# WHAT TO PRODUCE
Copy out all the data, word for word.

# DATASET ENTRIES

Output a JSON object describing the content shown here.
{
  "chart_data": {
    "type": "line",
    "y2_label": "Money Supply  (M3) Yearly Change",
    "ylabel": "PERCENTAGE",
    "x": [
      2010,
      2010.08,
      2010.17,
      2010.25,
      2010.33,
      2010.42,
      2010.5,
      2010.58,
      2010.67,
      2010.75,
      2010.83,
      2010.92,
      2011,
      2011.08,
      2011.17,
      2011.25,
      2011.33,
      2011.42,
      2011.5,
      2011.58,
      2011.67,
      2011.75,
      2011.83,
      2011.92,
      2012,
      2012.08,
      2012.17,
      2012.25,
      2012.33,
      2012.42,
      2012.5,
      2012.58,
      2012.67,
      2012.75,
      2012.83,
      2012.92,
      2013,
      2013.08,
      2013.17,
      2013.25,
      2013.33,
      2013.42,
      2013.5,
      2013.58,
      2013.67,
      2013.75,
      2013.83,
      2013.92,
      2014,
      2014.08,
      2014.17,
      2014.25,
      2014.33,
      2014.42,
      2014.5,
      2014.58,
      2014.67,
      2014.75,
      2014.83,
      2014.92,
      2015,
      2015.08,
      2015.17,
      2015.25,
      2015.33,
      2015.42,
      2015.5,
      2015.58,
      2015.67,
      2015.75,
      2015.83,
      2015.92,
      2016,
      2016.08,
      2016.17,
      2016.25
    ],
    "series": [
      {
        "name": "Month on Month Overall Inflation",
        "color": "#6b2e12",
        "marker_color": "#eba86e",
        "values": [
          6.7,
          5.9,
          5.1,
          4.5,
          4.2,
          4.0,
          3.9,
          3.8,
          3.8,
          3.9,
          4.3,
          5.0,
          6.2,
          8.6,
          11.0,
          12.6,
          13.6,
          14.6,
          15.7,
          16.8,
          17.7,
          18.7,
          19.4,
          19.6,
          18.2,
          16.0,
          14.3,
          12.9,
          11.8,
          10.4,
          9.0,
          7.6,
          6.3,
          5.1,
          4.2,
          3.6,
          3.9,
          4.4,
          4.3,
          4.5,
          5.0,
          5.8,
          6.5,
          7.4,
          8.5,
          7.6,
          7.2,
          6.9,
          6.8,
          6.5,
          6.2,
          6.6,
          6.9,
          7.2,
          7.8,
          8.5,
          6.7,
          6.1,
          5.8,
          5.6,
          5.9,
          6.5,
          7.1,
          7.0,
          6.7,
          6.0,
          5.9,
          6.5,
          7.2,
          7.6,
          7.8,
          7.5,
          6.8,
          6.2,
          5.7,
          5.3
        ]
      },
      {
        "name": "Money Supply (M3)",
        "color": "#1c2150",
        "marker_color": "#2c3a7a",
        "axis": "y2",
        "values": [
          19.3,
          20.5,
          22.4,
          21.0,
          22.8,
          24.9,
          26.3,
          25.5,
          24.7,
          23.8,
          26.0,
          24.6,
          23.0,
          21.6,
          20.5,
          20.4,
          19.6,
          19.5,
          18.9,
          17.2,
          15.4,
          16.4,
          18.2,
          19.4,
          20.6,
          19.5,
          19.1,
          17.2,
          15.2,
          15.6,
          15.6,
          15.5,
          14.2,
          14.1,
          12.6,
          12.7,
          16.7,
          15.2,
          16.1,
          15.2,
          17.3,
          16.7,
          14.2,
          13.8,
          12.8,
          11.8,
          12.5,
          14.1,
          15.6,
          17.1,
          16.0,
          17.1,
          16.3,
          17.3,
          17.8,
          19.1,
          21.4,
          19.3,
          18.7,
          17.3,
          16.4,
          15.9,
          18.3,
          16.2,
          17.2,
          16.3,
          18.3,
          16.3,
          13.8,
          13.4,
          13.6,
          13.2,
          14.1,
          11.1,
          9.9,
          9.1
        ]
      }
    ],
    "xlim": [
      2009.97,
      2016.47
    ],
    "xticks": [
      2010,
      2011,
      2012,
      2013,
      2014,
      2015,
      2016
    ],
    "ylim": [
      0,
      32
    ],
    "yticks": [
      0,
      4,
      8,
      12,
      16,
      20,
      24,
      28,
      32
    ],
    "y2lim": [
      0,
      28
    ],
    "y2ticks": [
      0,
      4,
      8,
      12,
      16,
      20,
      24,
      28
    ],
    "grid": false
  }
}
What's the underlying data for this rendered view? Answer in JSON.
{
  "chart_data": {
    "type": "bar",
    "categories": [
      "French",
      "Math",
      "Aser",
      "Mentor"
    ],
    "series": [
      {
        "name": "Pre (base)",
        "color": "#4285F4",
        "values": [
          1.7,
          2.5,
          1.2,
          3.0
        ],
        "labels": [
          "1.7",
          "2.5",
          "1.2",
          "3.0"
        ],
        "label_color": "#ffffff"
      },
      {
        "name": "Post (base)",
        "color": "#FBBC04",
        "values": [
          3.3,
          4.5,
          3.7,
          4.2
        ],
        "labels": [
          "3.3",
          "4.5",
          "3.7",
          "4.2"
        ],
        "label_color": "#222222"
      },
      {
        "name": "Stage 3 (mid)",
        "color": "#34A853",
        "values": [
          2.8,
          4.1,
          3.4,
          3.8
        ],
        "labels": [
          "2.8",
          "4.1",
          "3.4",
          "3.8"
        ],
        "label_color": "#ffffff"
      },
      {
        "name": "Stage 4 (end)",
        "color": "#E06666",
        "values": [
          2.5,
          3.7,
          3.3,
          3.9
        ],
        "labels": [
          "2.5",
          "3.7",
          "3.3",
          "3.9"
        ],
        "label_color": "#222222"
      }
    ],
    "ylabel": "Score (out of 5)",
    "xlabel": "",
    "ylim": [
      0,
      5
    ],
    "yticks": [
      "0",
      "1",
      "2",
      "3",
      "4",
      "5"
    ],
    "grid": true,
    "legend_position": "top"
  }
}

# ANSWER TO THE EXERCISE
Output a JSON object describing the content shown here.
{
  "chart_data": {
    "type": "line",
    "y2_label": "Money Supply  (M3) Yearly Change",
    "ylabel": "PERCENTAGE",
    "x": [
      2010,
      2010.08,
      2010.17,
      2010.25,
      2010.33,
      2010.42,
      2010.5,
      2010.58,
      2010.67,
      2010.75,
      2010.83,
      2010.92,
      2011,
      2011.08,
      2011.17,
      2011.25,
      2011.33,
      2011.42,
      2011.5,
      2011.58,
      2011.67,
      2011.75,
      2011.83,
      2011.92,
      2012,
      2012.08,
      2012.17,
      2012.25,
      2012.33,
      2012.42,
      2012.5,
      2012.58,
      2012.67,
      2012.75,
      2012.83,
      2012.92,
      2013,
      2013.08,
      2013.17,
      2013.25,
      2013.33,
      2013.42,
      2013.5,
      2013.58,
      2013.67,
      2013.75,
      2013.83,
      2013.92,
      2014,
      2014.08,
      2014.17,
      2014.25,
      2014.33,
      2014.42,
      2014.5,
      2014.58,
      2014.67,
      2014.75,
      2014.83,
      2014.92,
      2015,
      2015.08,
      2015.17,
      2015.25,
      2015.33,
      2015.42,
      2015.5,
      2015.58,
      2015.67,
      2015.75,
      2015.83,
      2015.92,
      2016,
      2016.08,
      2016.17,
      2016.25
    ],
    "series": [
      {
        "name": "Month on Month Overall Inflation",
        "color": "#6b2e12",
        "marker_color": "#eba86e",
        "values": [
          6.7,
          5.9,
          5.1,
          4.5,
          4.2,
          4.0,
          3.9,
          3.8,
          3.8,
          3.9,
          4.3,
          5.0,
          6.2,
          8.6,
          11.0,
          12.6,
          13.6,
          14.6,
          15.7,
          16.8,
          17.7,
          18.7,
          19.4,
          19.6,
          18.2,
          16.0,
          14.3,
          12.9,
          11.8,
          10.4,
          9.0,
          7.6,
          6.3,
          5.1,
          4.2,
          3.6,
          3.9,
          4.4,
          4.3,
          4.5,
          5.0,
          5.8,
          6.5,
          7.4,
          8.5,
          7.6,
          7.2,
          6.9,
          6.8,
          6.5,
          6.2,
          6.6,
          6.9,
          7.2,
          7.8,
          8.5,
          6.7,
          6.1,
          5.8,
          5.6,
          5.9,
          6.5,
          7.1,
          7.0,
          6.7,
          6.0,
          5.9,
          6.5,
          7.2,
          7.6,
          7.8,
          7.5,
          6.8,
          6.2,
          5.7,
          5.3
        ]
      },
      {
        "name": "Money Supply (M3)",
        "color": "#1c2150",
        "marker_color": "#2c3a7a",
        "axis": "y2",
        "values": [
          19.3,
          20.5,
          22.4,
          21.0,
          22.8,
          24.9,
          26.3,
          25.5,
          24.7,
          23.8,
          26.0,
          24.6,
          23.0,
          21.6,
          20.5,
          20.4,
          19.6,
          19.5,
          18.9,
          17.2,
          15.4,
          16.4,
          18.2,
          19.4,
          20.6,
          19.5,
          19.1,
          17.2,
          15.2,
          15.6,
          15.6,
          15.5,
          14.2,
          14.1,
          12.6,
          12.7,
          16.7,
          15.2,
          16.1,
          15.2,
          17.3,
          16.7,
          14.2,
          13.8,
          12.8,
          11.8,
          12.5,
          14.1,
          15.6,
          17.1,
          16.0,
          17.1,
          16.3,
          17.3,
          17.8,
          19.1,
          21.4,
          19.3,
          18.7,
          17.3,
          16.4,
          15.9,
          18.3,
          16.2,
          17.2,
          16.3,
          18.3,
          16.3,
          13.8,
          13.4,
          13.6,
          13.2,
          14.1,
          11.1,
          9.9,
          9.1
        ]
      }
    ],
    "xlim": [
      2009.97,
      2016.47
    ],
    "xticks": [
      2010,
      2011,
      2012,
      2013,
      2014,
      2015,
      2016
    ],
    "ylim": [
      0,
      32
    ],
    "yticks": [
      0,
      4,
      8,
      12,
      16,
      20,
      24,
      28,
      32
    ],
    "y2lim": [
      0,
      28
    ],
    "y2ticks": [
      0,
      4,
      8,
      12,
      16,
      20,
      24,
      28
    ],
    "grid": false
  }
}
What's the underlying data for this rendered view? Answer in JSON.
{
  "chart_data": {
    "type": "bar",
    "categories": [
      "French",
      "Math",
      "Aser",
      "Mentor"
    ],
    "series": [
      {
        "name": "Pre (base)",
        "color": "#4285F4",
        "values": [
          1.7,
          2.5,
          1.2,
          3.0
        ],
        "labels": [
          "1.7",
          "2.5",
          "1.2",
          "3.0"
        ],
        "label_color": "#ffffff"
      },
      {
        "name": "Post (base)",
        "color": "#FBBC04",
        "values": [
          3.3,
          4.5,
          3.7,
          4.2
        ],
        "labels": [
          "3.3",
          "4.5",
          "3.7",
          "4.2"
        ],
        "label_color": "#222222"
      },
      {
        "name": "Stage 3 (mid)",
        "color": "#34A853",
        "values": [
          2.8,
          4.1,
          3.4,
          3.8
        ],
        "labels": [
          "2.8",
          "4.1",
          "3.4",
          "3.8"
        ],
        "label_color": "#ffffff"
      },
      {
        "name": "Stage 4 (end)",
        "color": "#E06666",
        "values": [
          2.5,
          3.7,
          3.3,
          3.9
        ],
        "labels": [
          "2.5",
          "3.7",
          "3.3",
          "3.9"
        ],
        "label_color": "#222222"
      }
    ],
    "ylabel": "Score (out of 5)",
    "xlabel": "",
    "ylim": [
      0,
      5
    ],
    "yticks": [
      "0",
      "1",
      "2",
      "3",
      "4",
      "5"
    ],
    "grid": true,
    "legend_position": "top"
  }
}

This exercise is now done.